• **What you have to do**:
Write out the material again exactly, please, and omit the pictures.

• **Stored records**:

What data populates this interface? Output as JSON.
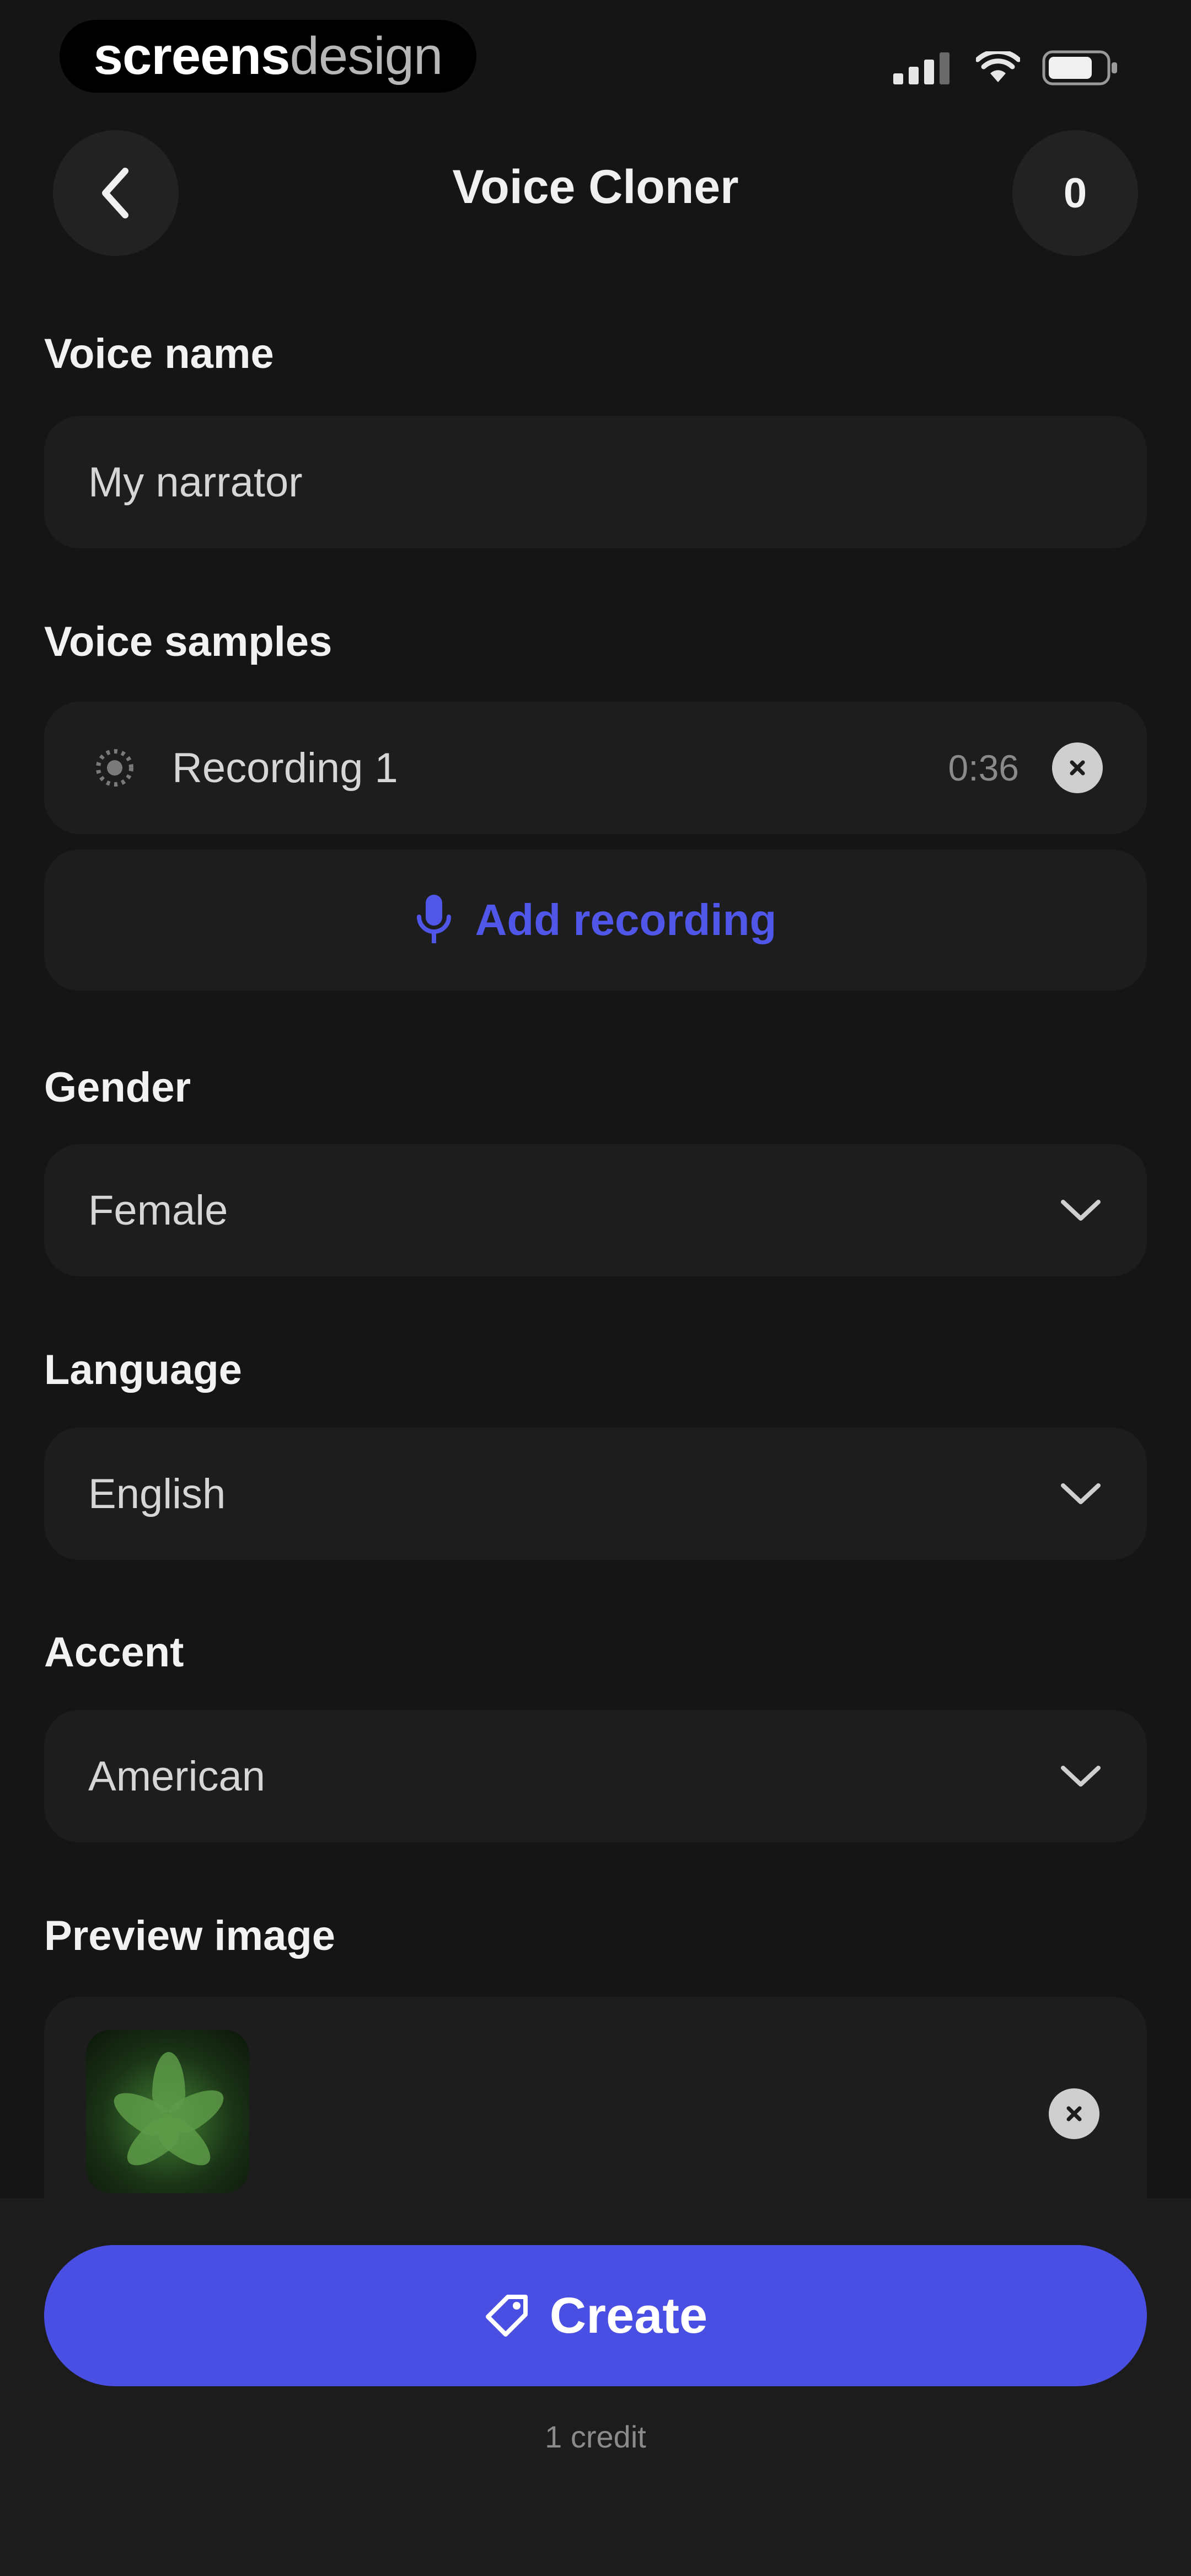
{
  "status_bar": {
    "brand_part1": "screens",
    "brand_part2": "design",
    "icons": [
      "signal-icon",
      "wifi-icon",
      "battery-icon"
    ]
  },
  "header": {
    "title": "Voice Cloner",
    "back_icon": "chevron-left-icon",
    "count": "0"
  },
  "form": {
    "voice_name": {
      "label": "Voice name",
      "value": "My narrator"
    },
    "voice_samples": {
      "label": "Voice samples",
      "recordings": [
        {
          "name": "Recording 1",
          "duration": "0:36"
        }
      ],
      "add_label": "Add recording"
    },
    "gender": {
      "label": "Gender",
      "value": "Female"
    },
    "language": {
      "label": "Language",
      "value": "English"
    },
    "accent": {
      "label": "Accent",
      "value": "American"
    },
    "preview_image": {
      "label": "Preview image"
    }
  },
  "footer": {
    "create_label": "Create",
    "credit_text": "1 credit"
  },
  "colors": {
    "background": "#151515",
    "field": "#1d1d1d",
    "accent": "#4a4fe3",
    "text": "#ececec"
  }
}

• **Reply**:
What data populates this interface? Output as JSON.
{
  "status_bar": {
    "brand_part1": "screens",
    "brand_part2": "design",
    "icons": [
      "signal-icon",
      "wifi-icon",
      "battery-icon"
    ]
  },
  "header": {
    "title": "Voice Cloner",
    "back_icon": "chevron-left-icon",
    "count": "0"
  },
  "form": {
    "voice_name": {
      "label": "Voice name",
      "value": "My narrator"
    },
    "voice_samples": {
      "label": "Voice samples",
      "recordings": [
        {
          "name": "Recording 1",
          "duration": "0:36"
        }
      ],
      "add_label": "Add recording"
    },
    "gender": {
      "label": "Gender",
      "value": "Female"
    },
    "language": {
      "label": "Language",
      "value": "English"
    },
    "accent": {
      "label": "Accent",
      "value": "American"
    },
    "preview_image": {
      "label": "Preview image"
    }
  },
  "footer": {
    "create_label": "Create",
    "credit_text": "1 credit"
  },
  "colors": {
    "background": "#151515",
    "field": "#1d1d1d",
    "accent": "#4a4fe3",
    "text": "#ececec"
  }
}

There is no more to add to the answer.